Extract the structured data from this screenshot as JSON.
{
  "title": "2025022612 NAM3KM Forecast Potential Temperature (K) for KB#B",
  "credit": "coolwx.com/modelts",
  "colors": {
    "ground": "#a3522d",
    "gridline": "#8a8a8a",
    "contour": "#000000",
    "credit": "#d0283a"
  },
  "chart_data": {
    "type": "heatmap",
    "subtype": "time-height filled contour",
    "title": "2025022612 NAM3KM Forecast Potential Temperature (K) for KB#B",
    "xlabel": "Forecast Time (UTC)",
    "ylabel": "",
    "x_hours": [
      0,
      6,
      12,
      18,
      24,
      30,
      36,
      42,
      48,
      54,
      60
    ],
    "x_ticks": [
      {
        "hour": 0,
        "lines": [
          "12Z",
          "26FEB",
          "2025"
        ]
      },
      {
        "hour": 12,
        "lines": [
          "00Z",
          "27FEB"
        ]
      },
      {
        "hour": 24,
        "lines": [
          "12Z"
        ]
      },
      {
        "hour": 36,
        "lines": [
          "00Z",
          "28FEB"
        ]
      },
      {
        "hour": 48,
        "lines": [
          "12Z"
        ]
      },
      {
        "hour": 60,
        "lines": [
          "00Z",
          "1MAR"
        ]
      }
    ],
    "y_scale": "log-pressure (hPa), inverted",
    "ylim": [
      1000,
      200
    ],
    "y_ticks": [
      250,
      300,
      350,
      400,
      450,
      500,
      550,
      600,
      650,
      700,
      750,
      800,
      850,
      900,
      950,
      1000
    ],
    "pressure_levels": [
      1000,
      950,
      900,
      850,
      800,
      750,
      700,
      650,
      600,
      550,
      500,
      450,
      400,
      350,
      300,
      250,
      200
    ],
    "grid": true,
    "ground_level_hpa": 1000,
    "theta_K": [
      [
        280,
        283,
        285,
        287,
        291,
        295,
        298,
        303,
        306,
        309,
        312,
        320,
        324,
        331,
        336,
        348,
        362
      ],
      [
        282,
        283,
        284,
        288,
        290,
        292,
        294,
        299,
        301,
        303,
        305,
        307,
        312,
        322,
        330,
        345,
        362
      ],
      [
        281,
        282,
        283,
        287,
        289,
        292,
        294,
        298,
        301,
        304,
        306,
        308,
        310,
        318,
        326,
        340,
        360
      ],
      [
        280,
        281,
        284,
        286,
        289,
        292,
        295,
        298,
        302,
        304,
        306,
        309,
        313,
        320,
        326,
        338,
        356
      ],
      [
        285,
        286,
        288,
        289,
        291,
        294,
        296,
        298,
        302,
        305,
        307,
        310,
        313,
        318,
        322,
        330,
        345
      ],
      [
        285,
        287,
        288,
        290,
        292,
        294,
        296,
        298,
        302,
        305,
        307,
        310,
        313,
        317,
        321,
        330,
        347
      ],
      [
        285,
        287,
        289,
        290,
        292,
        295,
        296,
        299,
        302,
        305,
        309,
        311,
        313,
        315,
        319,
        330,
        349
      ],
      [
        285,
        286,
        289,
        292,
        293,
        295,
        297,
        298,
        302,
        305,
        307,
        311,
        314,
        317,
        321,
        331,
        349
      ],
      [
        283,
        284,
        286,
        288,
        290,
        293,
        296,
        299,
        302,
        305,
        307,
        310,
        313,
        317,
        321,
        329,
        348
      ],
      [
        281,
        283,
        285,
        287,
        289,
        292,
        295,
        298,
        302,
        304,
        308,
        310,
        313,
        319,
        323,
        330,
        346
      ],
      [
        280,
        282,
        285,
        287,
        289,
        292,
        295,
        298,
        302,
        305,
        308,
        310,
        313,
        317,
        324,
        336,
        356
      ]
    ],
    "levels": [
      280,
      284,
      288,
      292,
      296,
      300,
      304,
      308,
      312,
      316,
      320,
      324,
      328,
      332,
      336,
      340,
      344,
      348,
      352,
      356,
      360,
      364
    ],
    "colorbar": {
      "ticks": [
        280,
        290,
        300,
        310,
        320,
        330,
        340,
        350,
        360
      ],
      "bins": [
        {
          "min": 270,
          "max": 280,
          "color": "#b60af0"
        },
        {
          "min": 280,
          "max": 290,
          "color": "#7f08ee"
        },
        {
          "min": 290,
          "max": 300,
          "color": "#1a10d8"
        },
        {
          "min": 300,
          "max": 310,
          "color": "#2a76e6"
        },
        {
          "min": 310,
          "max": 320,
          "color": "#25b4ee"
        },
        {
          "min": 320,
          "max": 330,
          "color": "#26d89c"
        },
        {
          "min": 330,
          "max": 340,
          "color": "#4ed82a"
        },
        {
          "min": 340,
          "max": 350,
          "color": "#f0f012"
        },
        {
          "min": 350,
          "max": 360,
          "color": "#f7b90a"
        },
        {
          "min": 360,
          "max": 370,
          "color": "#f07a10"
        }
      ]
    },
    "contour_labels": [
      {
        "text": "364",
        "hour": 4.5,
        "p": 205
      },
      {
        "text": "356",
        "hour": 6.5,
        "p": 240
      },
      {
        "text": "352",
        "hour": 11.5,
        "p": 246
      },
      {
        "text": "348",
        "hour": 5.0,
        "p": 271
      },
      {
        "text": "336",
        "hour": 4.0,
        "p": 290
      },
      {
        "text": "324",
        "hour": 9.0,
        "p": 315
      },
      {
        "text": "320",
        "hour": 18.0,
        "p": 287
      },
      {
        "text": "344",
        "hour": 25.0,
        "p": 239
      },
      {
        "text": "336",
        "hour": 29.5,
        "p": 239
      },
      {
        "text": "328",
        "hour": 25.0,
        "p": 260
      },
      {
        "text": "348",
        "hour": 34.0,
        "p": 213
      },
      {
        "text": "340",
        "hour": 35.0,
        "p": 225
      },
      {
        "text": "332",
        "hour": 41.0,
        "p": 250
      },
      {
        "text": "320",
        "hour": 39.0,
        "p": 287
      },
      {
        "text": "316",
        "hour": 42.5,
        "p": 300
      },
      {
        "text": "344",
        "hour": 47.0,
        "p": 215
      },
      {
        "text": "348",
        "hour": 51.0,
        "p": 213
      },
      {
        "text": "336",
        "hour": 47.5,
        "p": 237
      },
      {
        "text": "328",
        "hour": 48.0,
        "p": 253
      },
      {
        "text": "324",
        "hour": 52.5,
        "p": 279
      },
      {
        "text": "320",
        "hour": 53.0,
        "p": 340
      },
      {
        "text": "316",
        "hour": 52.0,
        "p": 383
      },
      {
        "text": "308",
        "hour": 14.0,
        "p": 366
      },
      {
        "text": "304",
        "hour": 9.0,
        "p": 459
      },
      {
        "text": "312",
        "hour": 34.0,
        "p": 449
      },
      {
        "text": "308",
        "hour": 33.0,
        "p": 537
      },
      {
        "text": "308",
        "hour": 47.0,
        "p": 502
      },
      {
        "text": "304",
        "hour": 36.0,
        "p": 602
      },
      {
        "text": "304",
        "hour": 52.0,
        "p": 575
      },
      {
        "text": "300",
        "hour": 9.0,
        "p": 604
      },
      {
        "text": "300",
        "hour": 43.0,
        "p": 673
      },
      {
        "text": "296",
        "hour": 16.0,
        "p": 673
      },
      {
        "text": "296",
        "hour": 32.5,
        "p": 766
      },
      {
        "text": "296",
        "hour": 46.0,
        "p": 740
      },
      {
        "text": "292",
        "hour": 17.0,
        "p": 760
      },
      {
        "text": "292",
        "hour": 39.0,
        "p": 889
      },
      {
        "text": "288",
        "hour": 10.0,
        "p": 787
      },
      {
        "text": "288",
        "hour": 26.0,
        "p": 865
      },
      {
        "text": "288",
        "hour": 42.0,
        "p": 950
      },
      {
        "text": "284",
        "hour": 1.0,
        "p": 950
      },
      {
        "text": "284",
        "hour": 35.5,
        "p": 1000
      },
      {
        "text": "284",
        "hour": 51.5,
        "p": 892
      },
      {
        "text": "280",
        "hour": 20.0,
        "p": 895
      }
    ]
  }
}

Exercise task>
Look through the entries above and count each line holding "credit"; report the count alone.

Result of this exercise>
2